-- Figure record listings --
((

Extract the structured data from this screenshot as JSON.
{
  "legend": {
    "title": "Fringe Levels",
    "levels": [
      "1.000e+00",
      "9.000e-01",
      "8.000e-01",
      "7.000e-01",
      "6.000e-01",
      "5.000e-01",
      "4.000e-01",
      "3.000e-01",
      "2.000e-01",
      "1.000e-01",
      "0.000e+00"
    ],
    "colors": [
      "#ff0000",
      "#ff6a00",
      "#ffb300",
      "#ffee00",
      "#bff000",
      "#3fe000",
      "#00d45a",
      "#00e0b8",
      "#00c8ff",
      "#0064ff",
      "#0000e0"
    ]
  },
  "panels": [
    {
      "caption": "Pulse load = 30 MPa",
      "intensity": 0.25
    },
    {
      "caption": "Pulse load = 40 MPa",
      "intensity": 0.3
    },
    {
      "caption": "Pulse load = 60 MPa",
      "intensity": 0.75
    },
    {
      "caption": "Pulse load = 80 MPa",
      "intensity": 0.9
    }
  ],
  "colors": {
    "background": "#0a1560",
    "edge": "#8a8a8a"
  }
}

))

-- Work to do --
Write out every entry again, keeping each line exactly the same.

-- Solved exercise --
Extract the structured data from this screenshot as JSON.
{
  "legend": {
    "title": "Fringe Levels",
    "levels": [
      "1.000e+00",
      "9.000e-01",
      "8.000e-01",
      "7.000e-01",
      "6.000e-01",
      "5.000e-01",
      "4.000e-01",
      "3.000e-01",
      "2.000e-01",
      "1.000e-01",
      "0.000e+00"
    ],
    "colors": [
      "#ff0000",
      "#ff6a00",
      "#ffb300",
      "#ffee00",
      "#bff000",
      "#3fe000",
      "#00d45a",
      "#00e0b8",
      "#00c8ff",
      "#0064ff",
      "#0000e0"
    ]
  },
  "panels": [
    {
      "caption": "Pulse load = 30 MPa",
      "intensity": 0.25
    },
    {
      "caption": "Pulse load = 40 MPa",
      "intensity": 0.3
    },
    {
      "caption": "Pulse load = 60 MPa",
      "intensity": 0.75
    },
    {
      "caption": "Pulse load = 80 MPa",
      "intensity": 0.9
    }
  ],
  "colors": {
    "background": "#0a1560",
    "edge": "#8a8a8a"
  }
}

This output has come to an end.